**Structured figure records**
** Begin **
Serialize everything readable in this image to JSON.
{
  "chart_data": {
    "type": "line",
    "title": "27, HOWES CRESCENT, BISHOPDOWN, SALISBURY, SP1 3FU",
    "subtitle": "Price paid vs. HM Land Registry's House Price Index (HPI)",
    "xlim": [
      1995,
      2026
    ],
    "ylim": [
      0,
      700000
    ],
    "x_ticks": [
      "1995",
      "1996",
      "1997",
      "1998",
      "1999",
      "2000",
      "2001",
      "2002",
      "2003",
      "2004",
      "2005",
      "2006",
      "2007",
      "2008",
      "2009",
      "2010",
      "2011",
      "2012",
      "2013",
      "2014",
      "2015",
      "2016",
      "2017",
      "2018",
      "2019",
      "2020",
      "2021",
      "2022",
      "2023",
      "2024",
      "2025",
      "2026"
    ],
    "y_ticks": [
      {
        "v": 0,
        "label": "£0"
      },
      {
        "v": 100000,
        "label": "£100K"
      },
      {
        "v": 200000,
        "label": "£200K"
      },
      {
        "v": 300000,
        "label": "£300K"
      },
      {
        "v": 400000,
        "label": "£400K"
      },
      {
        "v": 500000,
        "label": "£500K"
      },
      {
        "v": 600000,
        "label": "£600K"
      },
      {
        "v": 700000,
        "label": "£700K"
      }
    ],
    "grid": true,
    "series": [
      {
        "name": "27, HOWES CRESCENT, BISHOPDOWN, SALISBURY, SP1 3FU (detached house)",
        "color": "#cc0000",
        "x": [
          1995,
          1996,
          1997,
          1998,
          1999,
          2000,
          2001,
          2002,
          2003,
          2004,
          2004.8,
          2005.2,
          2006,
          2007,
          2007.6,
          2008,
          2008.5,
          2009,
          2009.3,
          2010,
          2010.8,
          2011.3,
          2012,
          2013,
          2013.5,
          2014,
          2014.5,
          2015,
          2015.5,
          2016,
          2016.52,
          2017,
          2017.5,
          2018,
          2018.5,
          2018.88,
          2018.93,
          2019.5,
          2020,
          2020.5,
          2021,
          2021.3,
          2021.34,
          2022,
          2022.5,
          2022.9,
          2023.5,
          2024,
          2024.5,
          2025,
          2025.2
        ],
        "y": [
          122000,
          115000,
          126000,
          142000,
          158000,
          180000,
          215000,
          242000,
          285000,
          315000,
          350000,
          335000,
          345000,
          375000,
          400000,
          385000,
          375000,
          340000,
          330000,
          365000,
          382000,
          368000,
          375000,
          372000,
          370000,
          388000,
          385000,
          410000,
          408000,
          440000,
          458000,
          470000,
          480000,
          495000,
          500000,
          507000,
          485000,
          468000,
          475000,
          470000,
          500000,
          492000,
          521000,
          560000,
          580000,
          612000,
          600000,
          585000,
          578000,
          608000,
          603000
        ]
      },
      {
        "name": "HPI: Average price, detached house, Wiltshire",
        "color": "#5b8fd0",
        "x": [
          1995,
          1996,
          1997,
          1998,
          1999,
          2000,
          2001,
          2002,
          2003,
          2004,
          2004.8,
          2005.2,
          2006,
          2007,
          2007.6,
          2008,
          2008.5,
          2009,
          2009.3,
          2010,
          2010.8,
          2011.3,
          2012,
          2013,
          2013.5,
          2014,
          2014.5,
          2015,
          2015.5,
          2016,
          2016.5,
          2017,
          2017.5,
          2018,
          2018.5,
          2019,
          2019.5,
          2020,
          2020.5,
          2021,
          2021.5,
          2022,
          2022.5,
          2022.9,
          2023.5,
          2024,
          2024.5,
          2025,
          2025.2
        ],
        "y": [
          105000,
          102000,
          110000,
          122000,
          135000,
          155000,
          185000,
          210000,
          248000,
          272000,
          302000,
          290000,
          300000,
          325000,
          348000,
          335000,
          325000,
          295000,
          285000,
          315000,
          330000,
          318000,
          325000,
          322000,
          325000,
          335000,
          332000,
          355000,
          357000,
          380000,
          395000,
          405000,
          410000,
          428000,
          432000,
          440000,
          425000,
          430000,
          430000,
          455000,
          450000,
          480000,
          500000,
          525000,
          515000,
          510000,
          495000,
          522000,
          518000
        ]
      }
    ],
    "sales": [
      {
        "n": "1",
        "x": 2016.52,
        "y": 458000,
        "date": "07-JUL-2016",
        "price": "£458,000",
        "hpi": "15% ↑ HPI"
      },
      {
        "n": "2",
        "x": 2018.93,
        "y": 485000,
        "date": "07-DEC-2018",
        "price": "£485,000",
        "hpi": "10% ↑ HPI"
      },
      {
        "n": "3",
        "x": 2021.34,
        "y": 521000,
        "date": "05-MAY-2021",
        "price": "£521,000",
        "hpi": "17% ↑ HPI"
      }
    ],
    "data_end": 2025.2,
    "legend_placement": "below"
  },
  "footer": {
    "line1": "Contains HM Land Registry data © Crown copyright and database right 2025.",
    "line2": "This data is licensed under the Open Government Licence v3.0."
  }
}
** End **
Scan the material above. Extract every line in which the word "Registry" occurs.

    "subtitle": "Price paid vs. HM Land Registry's House Price Index (HPI)",
    "line1": "Contains HM Land Registry data © Crown copyright and database right 2025.",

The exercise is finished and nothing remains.